**Aim of the task**
Please return each entry that follows exactly as written, and keep the pictures out.

**Entries shown**
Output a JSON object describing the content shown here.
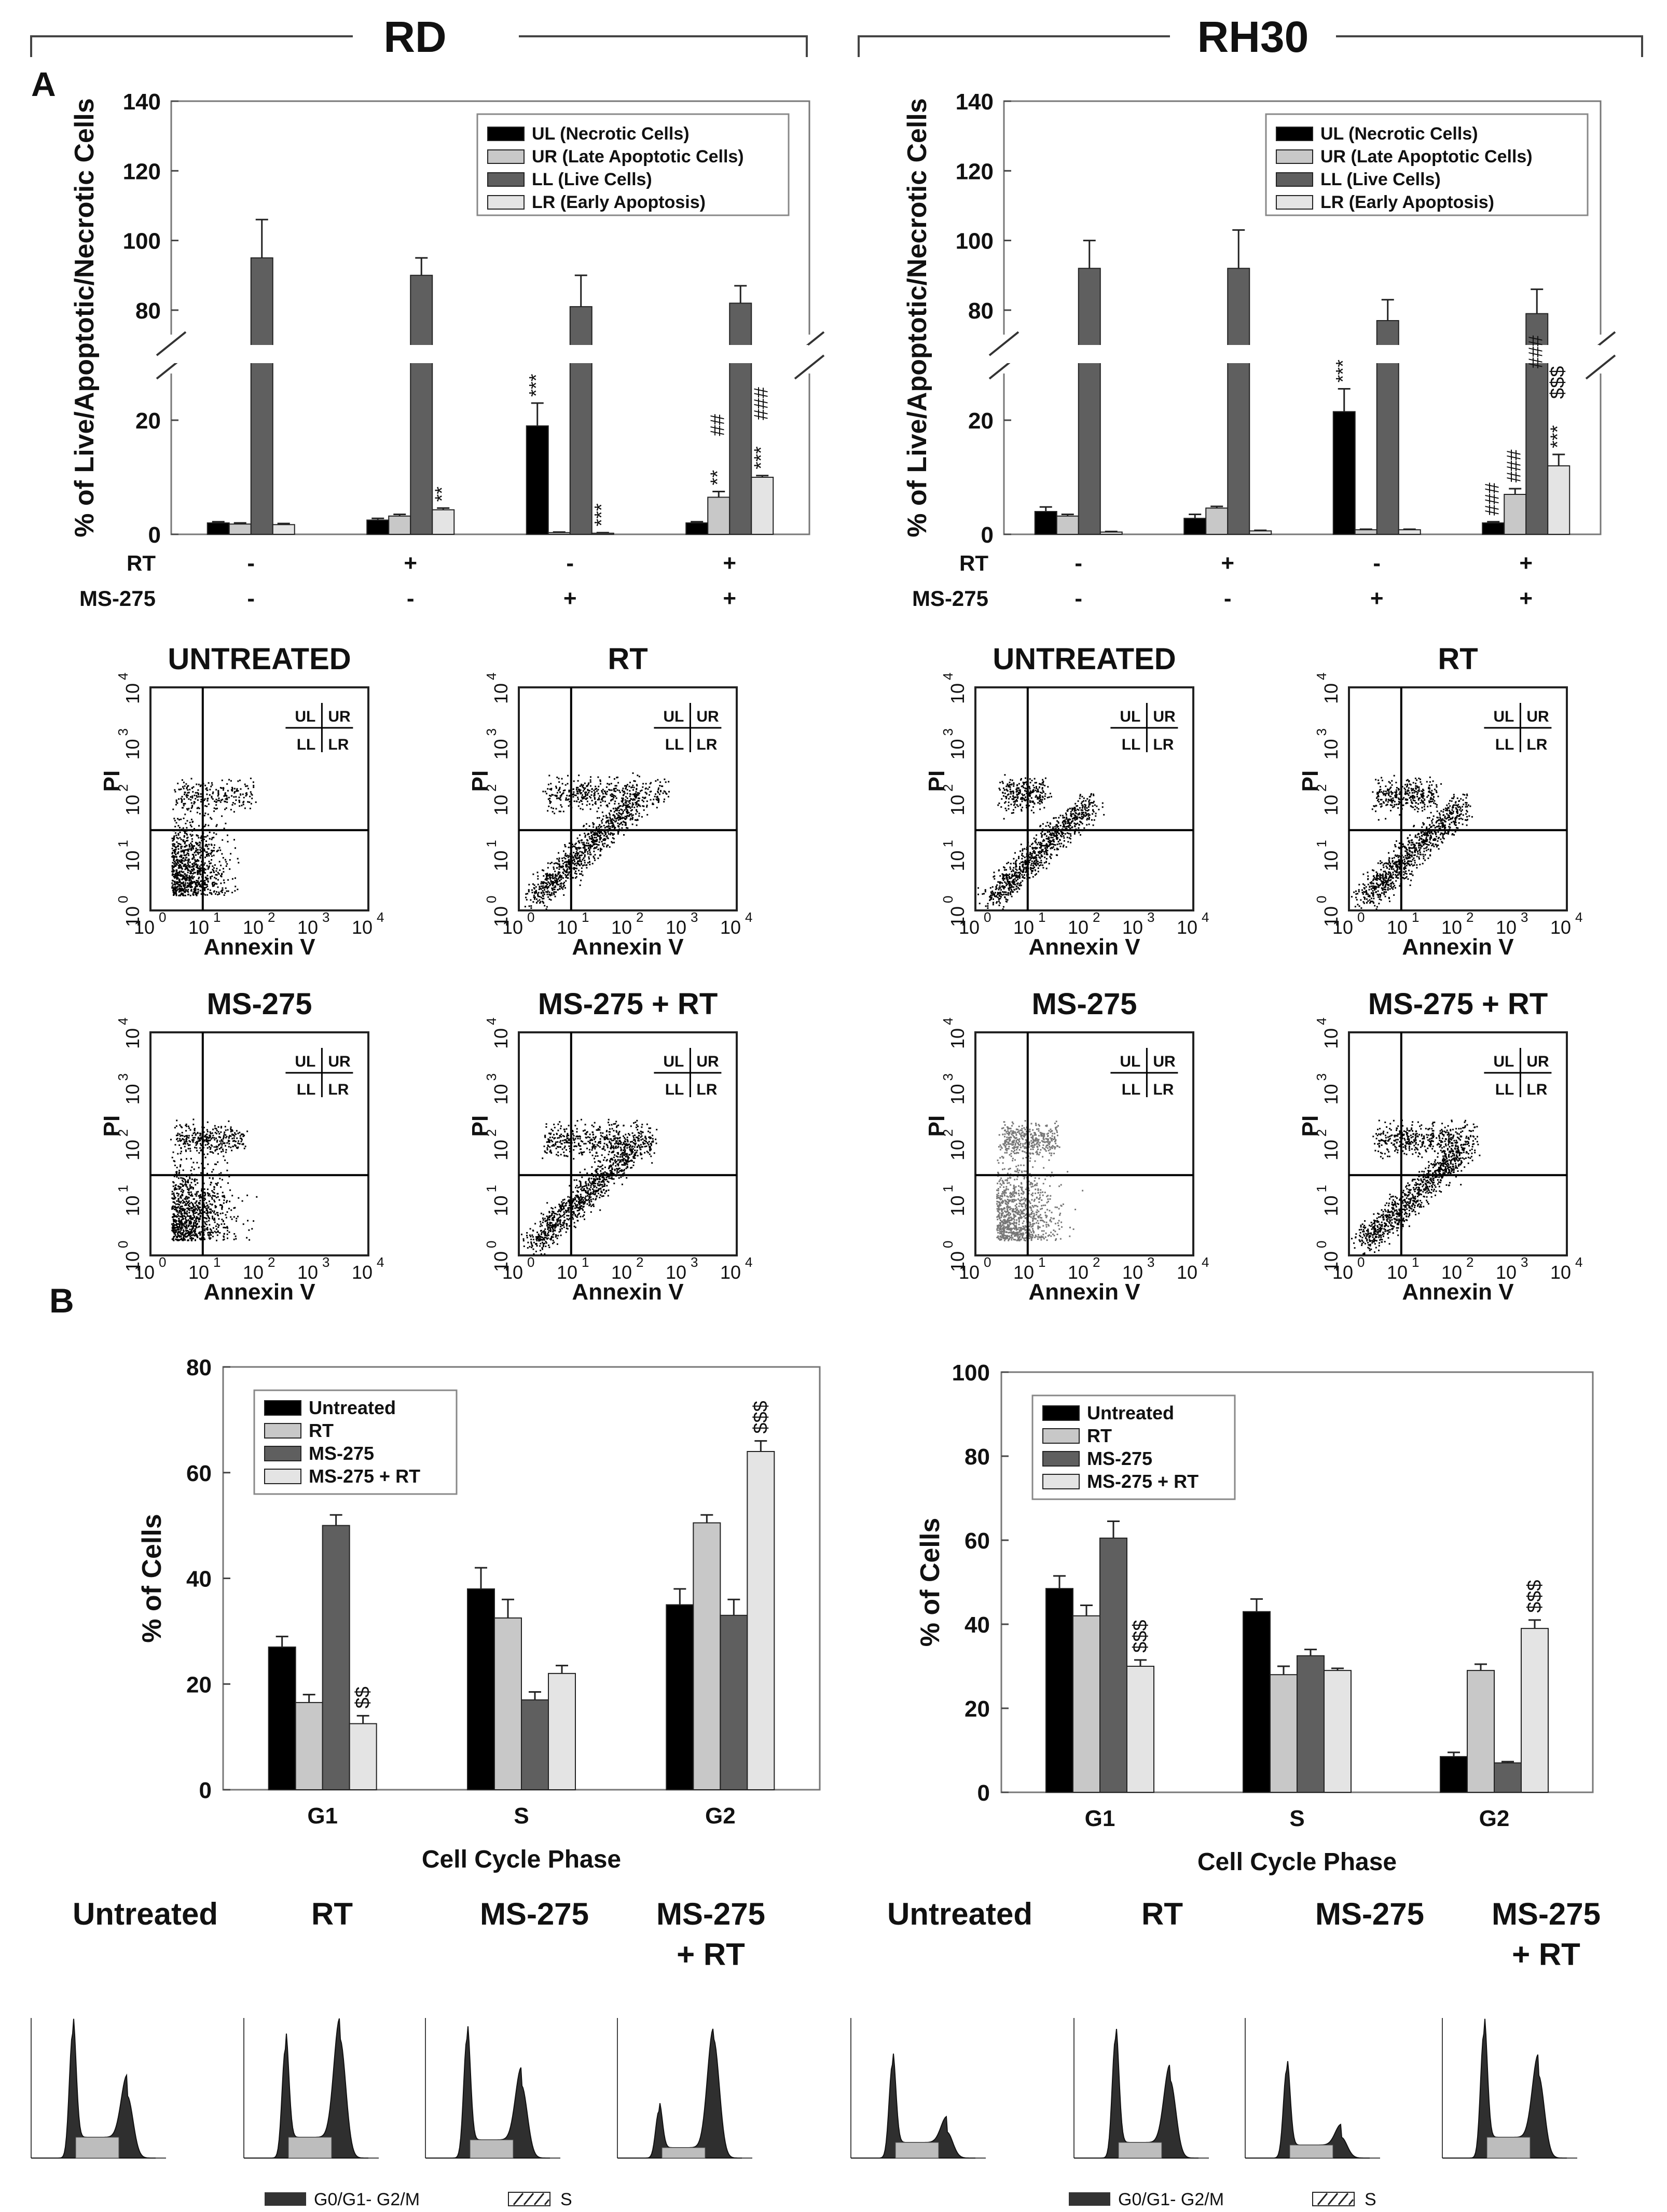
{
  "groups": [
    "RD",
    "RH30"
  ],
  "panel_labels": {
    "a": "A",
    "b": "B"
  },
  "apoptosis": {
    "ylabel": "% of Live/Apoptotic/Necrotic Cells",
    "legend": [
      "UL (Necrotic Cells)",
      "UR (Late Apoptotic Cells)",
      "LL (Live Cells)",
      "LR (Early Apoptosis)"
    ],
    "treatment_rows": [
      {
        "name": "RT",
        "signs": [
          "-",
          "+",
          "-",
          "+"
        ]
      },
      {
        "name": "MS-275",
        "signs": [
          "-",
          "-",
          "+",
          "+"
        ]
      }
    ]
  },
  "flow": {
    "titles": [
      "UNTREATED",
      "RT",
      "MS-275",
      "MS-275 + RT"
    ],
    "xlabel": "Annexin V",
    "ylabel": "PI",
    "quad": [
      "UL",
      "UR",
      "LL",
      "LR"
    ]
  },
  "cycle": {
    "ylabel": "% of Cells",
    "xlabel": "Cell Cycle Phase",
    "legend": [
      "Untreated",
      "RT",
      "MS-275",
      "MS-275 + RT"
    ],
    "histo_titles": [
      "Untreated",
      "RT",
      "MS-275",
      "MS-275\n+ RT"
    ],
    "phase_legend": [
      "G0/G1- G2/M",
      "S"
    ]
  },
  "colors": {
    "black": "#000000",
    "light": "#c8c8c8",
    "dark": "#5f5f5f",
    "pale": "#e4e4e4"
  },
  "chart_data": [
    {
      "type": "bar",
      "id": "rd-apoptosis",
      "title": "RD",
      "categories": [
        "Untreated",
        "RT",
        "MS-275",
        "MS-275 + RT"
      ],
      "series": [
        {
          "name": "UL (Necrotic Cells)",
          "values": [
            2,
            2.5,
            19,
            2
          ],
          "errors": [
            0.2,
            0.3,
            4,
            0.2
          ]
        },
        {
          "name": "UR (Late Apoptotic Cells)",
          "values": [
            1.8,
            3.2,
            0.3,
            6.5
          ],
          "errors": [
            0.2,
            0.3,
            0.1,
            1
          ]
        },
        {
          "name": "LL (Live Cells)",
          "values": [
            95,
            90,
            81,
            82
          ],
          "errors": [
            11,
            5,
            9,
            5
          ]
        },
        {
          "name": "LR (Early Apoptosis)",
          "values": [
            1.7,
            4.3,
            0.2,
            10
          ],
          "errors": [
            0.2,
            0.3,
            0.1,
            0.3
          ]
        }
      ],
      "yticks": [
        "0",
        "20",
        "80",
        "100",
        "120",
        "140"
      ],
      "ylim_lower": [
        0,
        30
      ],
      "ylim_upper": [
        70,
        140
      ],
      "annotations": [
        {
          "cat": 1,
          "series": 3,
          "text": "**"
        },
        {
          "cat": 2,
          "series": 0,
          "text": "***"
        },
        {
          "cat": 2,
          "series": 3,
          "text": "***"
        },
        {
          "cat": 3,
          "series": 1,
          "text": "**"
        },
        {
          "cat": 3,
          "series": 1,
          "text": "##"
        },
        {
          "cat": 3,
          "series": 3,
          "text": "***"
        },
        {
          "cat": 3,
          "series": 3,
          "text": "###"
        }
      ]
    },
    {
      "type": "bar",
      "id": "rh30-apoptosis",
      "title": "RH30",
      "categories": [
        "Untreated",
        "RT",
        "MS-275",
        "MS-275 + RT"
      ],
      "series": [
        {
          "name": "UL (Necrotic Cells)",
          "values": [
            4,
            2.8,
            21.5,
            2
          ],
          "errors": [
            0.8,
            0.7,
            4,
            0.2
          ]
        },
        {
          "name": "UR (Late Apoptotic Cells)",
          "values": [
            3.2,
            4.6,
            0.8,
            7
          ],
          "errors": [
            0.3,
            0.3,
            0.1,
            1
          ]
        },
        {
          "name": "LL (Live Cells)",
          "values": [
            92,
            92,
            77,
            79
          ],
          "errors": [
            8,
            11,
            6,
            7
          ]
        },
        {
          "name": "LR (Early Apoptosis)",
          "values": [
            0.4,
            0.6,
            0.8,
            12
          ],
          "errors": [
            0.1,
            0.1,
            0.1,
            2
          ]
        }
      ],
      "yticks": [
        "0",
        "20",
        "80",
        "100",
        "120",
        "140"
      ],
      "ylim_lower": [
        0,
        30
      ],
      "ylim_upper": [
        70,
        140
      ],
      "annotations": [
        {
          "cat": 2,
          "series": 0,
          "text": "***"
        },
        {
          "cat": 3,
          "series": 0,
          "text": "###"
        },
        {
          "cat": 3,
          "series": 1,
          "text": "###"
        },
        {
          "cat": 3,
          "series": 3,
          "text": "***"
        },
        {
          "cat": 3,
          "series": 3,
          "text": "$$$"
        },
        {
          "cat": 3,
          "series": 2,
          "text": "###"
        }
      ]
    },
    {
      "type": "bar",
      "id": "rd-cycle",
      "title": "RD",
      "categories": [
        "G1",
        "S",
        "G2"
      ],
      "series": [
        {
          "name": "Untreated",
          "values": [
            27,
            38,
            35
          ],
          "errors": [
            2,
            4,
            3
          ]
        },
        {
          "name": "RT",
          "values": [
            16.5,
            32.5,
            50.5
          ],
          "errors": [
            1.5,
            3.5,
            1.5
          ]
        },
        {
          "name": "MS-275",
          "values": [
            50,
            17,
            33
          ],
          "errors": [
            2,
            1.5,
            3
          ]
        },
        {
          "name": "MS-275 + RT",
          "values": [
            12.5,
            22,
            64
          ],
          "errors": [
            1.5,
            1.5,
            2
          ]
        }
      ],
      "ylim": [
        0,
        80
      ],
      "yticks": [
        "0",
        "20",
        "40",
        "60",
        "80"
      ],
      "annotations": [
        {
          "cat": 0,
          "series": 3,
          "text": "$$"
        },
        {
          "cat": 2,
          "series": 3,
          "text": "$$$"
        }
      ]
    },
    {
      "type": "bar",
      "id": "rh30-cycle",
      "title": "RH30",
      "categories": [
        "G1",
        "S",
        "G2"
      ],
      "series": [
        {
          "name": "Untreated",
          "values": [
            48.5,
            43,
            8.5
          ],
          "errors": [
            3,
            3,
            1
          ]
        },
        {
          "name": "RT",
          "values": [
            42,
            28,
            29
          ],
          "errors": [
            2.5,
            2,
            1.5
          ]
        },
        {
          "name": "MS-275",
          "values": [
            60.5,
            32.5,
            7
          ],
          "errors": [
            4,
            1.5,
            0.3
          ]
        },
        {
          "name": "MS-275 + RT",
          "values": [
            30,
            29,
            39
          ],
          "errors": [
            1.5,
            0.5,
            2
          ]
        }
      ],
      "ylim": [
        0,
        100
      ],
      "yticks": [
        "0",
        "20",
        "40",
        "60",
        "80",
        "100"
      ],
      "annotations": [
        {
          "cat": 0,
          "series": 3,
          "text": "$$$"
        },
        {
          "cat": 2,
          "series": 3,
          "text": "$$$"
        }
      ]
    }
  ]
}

**Answer to the exercise**
Output a JSON object describing the content shown here.
{
  "groups": [
    "RD",
    "RH30"
  ],
  "panel_labels": {
    "a": "A",
    "b": "B"
  },
  "apoptosis": {
    "ylabel": "% of Live/Apoptotic/Necrotic Cells",
    "legend": [
      "UL (Necrotic Cells)",
      "UR (Late Apoptotic Cells)",
      "LL (Live Cells)",
      "LR (Early Apoptosis)"
    ],
    "treatment_rows": [
      {
        "name": "RT",
        "signs": [
          "-",
          "+",
          "-",
          "+"
        ]
      },
      {
        "name": "MS-275",
        "signs": [
          "-",
          "-",
          "+",
          "+"
        ]
      }
    ]
  },
  "flow": {
    "titles": [
      "UNTREATED",
      "RT",
      "MS-275",
      "MS-275 + RT"
    ],
    "xlabel": "Annexin V",
    "ylabel": "PI",
    "quad": [
      "UL",
      "UR",
      "LL",
      "LR"
    ]
  },
  "cycle": {
    "ylabel": "% of Cells",
    "xlabel": "Cell Cycle Phase",
    "legend": [
      "Untreated",
      "RT",
      "MS-275",
      "MS-275 + RT"
    ],
    "histo_titles": [
      "Untreated",
      "RT",
      "MS-275",
      "MS-275\n+ RT"
    ],
    "phase_legend": [
      "G0/G1- G2/M",
      "S"
    ]
  },
  "colors": {
    "black": "#000000",
    "light": "#c8c8c8",
    "dark": "#5f5f5f",
    "pale": "#e4e4e4"
  },
  "chart_data": [
    {
      "type": "bar",
      "id": "rd-apoptosis",
      "title": "RD",
      "categories": [
        "Untreated",
        "RT",
        "MS-275",
        "MS-275 + RT"
      ],
      "series": [
        {
          "name": "UL (Necrotic Cells)",
          "values": [
            2,
            2.5,
            19,
            2
          ],
          "errors": [
            0.2,
            0.3,
            4,
            0.2
          ]
        },
        {
          "name": "UR (Late Apoptotic Cells)",
          "values": [
            1.8,
            3.2,
            0.3,
            6.5
          ],
          "errors": [
            0.2,
            0.3,
            0.1,
            1
          ]
        },
        {
          "name": "LL (Live Cells)",
          "values": [
            95,
            90,
            81,
            82
          ],
          "errors": [
            11,
            5,
            9,
            5
          ]
        },
        {
          "name": "LR (Early Apoptosis)",
          "values": [
            1.7,
            4.3,
            0.2,
            10
          ],
          "errors": [
            0.2,
            0.3,
            0.1,
            0.3
          ]
        }
      ],
      "yticks": [
        "0",
        "20",
        "80",
        "100",
        "120",
        "140"
      ],
      "ylim_lower": [
        0,
        30
      ],
      "ylim_upper": [
        70,
        140
      ],
      "annotations": [
        {
          "cat": 1,
          "series": 3,
          "text": "**"
        },
        {
          "cat": 2,
          "series": 0,
          "text": "***"
        },
        {
          "cat": 2,
          "series": 3,
          "text": "***"
        },
        {
          "cat": 3,
          "series": 1,
          "text": "**"
        },
        {
          "cat": 3,
          "series": 1,
          "text": "##"
        },
        {
          "cat": 3,
          "series": 3,
          "text": "***"
        },
        {
          "cat": 3,
          "series": 3,
          "text": "###"
        }
      ]
    },
    {
      "type": "bar",
      "id": "rh30-apoptosis",
      "title": "RH30",
      "categories": [
        "Untreated",
        "RT",
        "MS-275",
        "MS-275 + RT"
      ],
      "series": [
        {
          "name": "UL (Necrotic Cells)",
          "values": [
            4,
            2.8,
            21.5,
            2
          ],
          "errors": [
            0.8,
            0.7,
            4,
            0.2
          ]
        },
        {
          "name": "UR (Late Apoptotic Cells)",
          "values": [
            3.2,
            4.6,
            0.8,
            7
          ],
          "errors": [
            0.3,
            0.3,
            0.1,
            1
          ]
        },
        {
          "name": "LL (Live Cells)",
          "values": [
            92,
            92,
            77,
            79
          ],
          "errors": [
            8,
            11,
            6,
            7
          ]
        },
        {
          "name": "LR (Early Apoptosis)",
          "values": [
            0.4,
            0.6,
            0.8,
            12
          ],
          "errors": [
            0.1,
            0.1,
            0.1,
            2
          ]
        }
      ],
      "yticks": [
        "0",
        "20",
        "80",
        "100",
        "120",
        "140"
      ],
      "ylim_lower": [
        0,
        30
      ],
      "ylim_upper": [
        70,
        140
      ],
      "annotations": [
        {
          "cat": 2,
          "series": 0,
          "text": "***"
        },
        {
          "cat": 3,
          "series": 0,
          "text": "###"
        },
        {
          "cat": 3,
          "series": 1,
          "text": "###"
        },
        {
          "cat": 3,
          "series": 3,
          "text": "***"
        },
        {
          "cat": 3,
          "series": 3,
          "text": "$$$"
        },
        {
          "cat": 3,
          "series": 2,
          "text": "###"
        }
      ]
    },
    {
      "type": "bar",
      "id": "rd-cycle",
      "title": "RD",
      "categories": [
        "G1",
        "S",
        "G2"
      ],
      "series": [
        {
          "name": "Untreated",
          "values": [
            27,
            38,
            35
          ],
          "errors": [
            2,
            4,
            3
          ]
        },
        {
          "name": "RT",
          "values": [
            16.5,
            32.5,
            50.5
          ],
          "errors": [
            1.5,
            3.5,
            1.5
          ]
        },
        {
          "name": "MS-275",
          "values": [
            50,
            17,
            33
          ],
          "errors": [
            2,
            1.5,
            3
          ]
        },
        {
          "name": "MS-275 + RT",
          "values": [
            12.5,
            22,
            64
          ],
          "errors": [
            1.5,
            1.5,
            2
          ]
        }
      ],
      "ylim": [
        0,
        80
      ],
      "yticks": [
        "0",
        "20",
        "40",
        "60",
        "80"
      ],
      "annotations": [
        {
          "cat": 0,
          "series": 3,
          "text": "$$"
        },
        {
          "cat": 2,
          "series": 3,
          "text": "$$$"
        }
      ]
    },
    {
      "type": "bar",
      "id": "rh30-cycle",
      "title": "RH30",
      "categories": [
        "G1",
        "S",
        "G2"
      ],
      "series": [
        {
          "name": "Untreated",
          "values": [
            48.5,
            43,
            8.5
          ],
          "errors": [
            3,
            3,
            1
          ]
        },
        {
          "name": "RT",
          "values": [
            42,
            28,
            29
          ],
          "errors": [
            2.5,
            2,
            1.5
          ]
        },
        {
          "name": "MS-275",
          "values": [
            60.5,
            32.5,
            7
          ],
          "errors": [
            4,
            1.5,
            0.3
          ]
        },
        {
          "name": "MS-275 + RT",
          "values": [
            30,
            29,
            39
          ],
          "errors": [
            1.5,
            0.5,
            2
          ]
        }
      ],
      "ylim": [
        0,
        100
      ],
      "yticks": [
        "0",
        "20",
        "40",
        "60",
        "80",
        "100"
      ],
      "annotations": [
        {
          "cat": 0,
          "series": 3,
          "text": "$$$"
        },
        {
          "cat": 2,
          "series": 3,
          "text": "$$$"
        }
      ]
    }
  ]
}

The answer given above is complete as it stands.